──────── Given information
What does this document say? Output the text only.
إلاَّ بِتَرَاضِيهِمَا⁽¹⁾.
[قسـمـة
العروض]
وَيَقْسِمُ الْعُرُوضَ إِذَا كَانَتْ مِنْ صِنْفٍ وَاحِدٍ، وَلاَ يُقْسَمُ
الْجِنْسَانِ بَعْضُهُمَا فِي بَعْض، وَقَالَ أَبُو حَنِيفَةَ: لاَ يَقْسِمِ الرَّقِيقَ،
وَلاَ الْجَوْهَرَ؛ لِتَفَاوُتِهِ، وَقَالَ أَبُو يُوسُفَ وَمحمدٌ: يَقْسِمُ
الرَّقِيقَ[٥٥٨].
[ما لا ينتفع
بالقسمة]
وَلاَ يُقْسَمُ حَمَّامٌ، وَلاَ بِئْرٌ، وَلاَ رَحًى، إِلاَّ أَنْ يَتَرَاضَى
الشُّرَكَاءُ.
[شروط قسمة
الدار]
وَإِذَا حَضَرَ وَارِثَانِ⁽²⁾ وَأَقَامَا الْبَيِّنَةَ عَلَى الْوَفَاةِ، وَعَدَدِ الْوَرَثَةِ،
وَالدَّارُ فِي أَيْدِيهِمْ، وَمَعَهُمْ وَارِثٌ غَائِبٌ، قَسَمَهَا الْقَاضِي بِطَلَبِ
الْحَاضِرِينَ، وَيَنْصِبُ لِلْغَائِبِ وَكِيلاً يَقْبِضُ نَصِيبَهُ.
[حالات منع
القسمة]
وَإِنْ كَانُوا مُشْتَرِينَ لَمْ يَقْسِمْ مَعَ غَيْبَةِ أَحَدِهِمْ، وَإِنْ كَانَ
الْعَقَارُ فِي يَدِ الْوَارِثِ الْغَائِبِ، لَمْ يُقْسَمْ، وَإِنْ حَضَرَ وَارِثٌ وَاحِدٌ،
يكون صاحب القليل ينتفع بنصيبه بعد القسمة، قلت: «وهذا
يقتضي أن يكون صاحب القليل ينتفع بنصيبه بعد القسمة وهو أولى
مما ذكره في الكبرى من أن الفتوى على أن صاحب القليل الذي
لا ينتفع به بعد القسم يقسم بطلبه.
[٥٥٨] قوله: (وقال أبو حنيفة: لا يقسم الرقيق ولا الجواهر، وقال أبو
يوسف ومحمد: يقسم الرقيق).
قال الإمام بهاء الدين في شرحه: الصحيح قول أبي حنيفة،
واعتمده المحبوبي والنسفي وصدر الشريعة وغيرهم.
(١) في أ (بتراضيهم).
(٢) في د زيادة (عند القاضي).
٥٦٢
────────────────
| To be done |
In the material above, tally every line with the string "بنصيبه" in it, then give that number alone.

| Written answer |
2